TASK OBJECTIVE
Report how many lines of the records below include the word "near". Give nothing but the number.

DATA IN THIS EXERCISE
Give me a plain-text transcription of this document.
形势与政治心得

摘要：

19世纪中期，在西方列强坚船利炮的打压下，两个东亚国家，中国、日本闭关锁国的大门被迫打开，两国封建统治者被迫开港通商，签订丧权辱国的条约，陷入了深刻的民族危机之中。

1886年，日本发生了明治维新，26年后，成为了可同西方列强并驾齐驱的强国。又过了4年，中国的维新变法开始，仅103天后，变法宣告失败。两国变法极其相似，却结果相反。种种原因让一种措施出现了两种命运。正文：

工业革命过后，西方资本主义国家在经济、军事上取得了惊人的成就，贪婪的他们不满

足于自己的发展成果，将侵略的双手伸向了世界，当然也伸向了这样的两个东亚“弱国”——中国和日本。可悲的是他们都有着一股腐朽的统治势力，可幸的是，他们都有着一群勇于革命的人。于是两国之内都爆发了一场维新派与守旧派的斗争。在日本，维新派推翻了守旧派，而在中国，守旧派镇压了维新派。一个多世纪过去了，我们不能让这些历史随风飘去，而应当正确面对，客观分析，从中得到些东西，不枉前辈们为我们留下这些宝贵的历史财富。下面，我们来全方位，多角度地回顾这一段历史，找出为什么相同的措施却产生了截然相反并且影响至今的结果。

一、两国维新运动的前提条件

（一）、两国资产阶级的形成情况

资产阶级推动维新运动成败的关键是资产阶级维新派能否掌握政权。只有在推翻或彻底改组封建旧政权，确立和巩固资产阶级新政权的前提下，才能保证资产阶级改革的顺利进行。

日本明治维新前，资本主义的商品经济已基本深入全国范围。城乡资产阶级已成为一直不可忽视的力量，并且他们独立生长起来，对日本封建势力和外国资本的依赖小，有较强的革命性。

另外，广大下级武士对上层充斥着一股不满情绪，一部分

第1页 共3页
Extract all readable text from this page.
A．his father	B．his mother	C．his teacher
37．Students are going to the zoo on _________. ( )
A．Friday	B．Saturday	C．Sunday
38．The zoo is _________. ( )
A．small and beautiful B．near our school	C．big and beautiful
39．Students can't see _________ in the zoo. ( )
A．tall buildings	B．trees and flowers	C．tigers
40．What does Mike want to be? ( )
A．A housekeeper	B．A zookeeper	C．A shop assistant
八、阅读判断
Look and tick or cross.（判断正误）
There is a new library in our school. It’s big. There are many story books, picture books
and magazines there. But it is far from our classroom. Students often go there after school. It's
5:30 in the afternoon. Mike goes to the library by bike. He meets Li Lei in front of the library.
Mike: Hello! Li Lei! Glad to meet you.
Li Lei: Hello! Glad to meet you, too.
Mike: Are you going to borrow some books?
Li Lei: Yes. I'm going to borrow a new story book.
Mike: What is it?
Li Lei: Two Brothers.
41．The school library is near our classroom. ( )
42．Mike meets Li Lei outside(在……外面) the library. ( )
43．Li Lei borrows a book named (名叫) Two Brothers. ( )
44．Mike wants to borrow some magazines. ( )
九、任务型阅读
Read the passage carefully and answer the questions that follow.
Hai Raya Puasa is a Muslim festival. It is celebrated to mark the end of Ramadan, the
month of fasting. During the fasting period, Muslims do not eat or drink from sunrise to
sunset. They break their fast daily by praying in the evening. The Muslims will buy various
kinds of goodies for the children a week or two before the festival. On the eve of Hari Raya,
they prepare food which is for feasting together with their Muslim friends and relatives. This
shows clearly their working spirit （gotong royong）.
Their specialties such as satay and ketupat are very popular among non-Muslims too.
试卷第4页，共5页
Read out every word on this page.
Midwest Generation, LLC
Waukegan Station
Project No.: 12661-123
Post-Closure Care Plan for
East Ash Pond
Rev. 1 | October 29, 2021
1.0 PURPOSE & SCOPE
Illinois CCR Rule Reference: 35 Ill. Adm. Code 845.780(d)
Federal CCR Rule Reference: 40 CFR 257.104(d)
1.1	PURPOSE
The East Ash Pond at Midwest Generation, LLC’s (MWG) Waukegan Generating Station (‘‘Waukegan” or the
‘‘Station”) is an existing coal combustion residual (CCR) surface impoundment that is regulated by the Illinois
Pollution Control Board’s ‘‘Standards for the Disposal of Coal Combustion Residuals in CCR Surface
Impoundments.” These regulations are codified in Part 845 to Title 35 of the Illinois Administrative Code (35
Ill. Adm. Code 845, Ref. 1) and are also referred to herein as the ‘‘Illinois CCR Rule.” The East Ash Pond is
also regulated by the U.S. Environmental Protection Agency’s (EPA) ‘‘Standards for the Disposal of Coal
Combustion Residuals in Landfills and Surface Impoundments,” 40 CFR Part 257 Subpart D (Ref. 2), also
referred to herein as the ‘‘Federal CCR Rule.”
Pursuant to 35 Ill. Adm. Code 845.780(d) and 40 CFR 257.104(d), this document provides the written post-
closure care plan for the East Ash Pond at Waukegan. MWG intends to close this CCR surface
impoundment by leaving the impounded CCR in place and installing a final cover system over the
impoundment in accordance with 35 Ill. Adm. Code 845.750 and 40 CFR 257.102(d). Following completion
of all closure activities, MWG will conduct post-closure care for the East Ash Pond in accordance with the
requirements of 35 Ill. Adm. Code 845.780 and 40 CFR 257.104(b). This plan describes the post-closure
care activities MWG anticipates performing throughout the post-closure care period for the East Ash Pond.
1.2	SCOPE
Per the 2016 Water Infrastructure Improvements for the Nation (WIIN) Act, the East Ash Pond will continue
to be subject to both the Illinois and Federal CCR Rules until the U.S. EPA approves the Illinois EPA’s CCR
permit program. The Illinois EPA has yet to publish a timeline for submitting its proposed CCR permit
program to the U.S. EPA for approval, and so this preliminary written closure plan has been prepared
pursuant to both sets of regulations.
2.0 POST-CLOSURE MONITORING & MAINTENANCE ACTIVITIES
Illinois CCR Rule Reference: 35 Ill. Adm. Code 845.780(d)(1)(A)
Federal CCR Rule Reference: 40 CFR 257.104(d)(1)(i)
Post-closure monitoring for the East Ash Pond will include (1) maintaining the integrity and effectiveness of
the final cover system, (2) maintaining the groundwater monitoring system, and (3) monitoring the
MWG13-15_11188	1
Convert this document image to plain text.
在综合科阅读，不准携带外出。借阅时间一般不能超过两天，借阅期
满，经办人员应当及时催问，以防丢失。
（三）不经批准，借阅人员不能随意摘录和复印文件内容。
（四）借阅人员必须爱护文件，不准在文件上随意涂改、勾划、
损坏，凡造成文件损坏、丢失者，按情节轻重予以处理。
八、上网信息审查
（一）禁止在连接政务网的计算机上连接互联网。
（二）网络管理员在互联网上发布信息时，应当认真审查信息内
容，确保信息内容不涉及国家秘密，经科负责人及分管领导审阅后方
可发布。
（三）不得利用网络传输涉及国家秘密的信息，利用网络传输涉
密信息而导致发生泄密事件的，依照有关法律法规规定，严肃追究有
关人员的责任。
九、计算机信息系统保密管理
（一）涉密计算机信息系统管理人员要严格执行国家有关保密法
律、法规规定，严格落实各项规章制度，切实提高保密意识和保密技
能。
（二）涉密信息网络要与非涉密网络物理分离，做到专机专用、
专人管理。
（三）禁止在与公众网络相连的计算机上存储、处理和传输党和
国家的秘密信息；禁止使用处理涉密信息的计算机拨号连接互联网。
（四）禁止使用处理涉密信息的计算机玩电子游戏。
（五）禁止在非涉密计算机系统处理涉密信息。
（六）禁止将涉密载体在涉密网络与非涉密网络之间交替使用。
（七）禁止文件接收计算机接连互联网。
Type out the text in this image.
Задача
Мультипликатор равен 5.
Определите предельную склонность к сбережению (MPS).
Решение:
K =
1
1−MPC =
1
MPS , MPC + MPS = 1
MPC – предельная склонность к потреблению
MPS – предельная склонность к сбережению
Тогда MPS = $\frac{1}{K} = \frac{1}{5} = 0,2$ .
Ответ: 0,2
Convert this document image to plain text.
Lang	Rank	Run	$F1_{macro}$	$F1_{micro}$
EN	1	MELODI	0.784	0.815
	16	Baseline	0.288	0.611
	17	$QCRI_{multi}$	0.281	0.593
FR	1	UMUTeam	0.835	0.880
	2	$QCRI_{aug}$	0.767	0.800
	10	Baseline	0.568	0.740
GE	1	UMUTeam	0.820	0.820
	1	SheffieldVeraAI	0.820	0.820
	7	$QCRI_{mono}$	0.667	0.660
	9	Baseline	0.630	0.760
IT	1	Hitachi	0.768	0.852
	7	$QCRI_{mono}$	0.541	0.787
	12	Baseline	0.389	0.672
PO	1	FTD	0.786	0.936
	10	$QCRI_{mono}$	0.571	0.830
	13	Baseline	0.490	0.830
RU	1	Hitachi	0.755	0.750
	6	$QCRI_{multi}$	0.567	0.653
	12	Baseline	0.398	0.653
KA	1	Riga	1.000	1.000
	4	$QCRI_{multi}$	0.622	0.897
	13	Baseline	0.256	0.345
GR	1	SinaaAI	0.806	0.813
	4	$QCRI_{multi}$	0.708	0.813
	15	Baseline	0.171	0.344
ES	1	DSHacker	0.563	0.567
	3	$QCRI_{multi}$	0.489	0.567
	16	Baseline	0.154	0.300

ANSWER TO THE TASK
2